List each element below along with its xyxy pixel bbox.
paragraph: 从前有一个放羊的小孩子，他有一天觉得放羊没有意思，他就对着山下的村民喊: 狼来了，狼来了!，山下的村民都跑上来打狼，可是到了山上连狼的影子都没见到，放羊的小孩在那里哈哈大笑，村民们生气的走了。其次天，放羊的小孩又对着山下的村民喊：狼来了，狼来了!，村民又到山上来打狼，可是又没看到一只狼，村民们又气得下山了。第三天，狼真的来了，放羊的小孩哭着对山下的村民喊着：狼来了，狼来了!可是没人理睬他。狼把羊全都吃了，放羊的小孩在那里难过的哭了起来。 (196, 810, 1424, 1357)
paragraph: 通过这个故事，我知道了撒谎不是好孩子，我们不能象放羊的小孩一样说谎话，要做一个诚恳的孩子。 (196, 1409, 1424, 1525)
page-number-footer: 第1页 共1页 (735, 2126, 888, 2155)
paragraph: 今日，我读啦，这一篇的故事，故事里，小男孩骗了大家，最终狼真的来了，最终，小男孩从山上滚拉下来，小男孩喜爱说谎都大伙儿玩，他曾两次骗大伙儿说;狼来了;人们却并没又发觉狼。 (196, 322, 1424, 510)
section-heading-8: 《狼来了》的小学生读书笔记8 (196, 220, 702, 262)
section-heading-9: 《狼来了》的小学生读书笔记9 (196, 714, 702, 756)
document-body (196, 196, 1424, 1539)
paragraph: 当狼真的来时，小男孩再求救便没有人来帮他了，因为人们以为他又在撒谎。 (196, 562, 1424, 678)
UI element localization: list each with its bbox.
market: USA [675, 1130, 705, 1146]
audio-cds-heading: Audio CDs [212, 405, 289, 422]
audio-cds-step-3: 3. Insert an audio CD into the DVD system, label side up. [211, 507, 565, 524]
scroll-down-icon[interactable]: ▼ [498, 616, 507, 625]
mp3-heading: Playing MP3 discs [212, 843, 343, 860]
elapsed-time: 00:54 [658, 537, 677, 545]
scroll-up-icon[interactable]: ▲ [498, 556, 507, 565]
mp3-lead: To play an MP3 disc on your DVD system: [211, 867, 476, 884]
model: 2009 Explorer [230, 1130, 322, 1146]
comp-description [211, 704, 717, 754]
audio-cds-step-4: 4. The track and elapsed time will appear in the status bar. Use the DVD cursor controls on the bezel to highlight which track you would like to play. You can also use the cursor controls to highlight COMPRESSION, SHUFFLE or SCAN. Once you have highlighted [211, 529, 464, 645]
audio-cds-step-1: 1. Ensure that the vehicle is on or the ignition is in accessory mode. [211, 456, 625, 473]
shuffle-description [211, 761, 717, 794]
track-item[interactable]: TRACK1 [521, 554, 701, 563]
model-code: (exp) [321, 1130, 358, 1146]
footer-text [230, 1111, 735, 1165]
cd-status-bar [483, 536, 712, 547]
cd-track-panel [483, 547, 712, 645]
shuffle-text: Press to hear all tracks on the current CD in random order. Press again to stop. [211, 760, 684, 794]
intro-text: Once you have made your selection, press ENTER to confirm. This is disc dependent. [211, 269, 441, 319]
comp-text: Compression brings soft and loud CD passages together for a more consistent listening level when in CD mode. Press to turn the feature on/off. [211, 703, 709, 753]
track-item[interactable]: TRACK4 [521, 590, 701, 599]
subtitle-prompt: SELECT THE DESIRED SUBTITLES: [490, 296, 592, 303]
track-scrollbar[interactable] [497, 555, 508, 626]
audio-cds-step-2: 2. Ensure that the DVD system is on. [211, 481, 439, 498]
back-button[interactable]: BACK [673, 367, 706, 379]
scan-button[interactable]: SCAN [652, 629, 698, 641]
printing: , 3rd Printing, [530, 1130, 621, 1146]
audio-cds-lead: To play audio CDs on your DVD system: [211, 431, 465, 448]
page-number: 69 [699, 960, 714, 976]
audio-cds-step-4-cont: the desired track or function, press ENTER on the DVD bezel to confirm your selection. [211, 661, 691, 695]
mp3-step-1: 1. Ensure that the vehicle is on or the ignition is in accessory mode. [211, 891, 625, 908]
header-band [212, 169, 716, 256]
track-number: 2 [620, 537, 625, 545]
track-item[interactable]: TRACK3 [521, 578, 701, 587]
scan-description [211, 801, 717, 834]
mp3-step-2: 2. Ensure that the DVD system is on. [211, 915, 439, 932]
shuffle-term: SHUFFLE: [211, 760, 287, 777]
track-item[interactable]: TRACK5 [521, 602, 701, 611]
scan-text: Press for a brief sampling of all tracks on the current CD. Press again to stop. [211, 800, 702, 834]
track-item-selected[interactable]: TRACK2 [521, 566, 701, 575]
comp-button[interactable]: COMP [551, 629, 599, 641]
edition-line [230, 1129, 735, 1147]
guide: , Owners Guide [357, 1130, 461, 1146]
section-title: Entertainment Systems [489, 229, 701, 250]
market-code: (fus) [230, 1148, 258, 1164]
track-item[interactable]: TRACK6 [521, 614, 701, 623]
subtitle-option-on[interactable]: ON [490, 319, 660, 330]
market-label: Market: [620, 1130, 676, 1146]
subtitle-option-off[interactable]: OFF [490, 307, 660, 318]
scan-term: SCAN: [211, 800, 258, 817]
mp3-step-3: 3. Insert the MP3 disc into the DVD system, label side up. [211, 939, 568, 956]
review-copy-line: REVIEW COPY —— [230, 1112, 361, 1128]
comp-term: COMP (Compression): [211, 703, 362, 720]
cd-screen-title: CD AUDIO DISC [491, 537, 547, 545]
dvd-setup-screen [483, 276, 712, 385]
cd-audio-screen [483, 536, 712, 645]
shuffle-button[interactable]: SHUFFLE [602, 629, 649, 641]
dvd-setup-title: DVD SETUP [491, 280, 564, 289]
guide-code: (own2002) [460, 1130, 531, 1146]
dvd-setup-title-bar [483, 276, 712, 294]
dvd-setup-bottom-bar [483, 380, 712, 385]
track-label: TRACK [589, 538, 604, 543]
============================================================
- Goal of the exercise
Extract every line from the entries above that contains the string "time".

- Result of the exercise
elapsed-time: 00:54 [658, 537, 677, 545]
audio-cds-step-4: 4. The track and elapsed time will appear in the status bar. Use the DVD cursor controls on the bezel to highlight which track you would like to play. You can also use the cursor controls to highlight COMPRESSION, SHUFFLE or SCAN. Once you have highlighted [211, 529, 464, 645]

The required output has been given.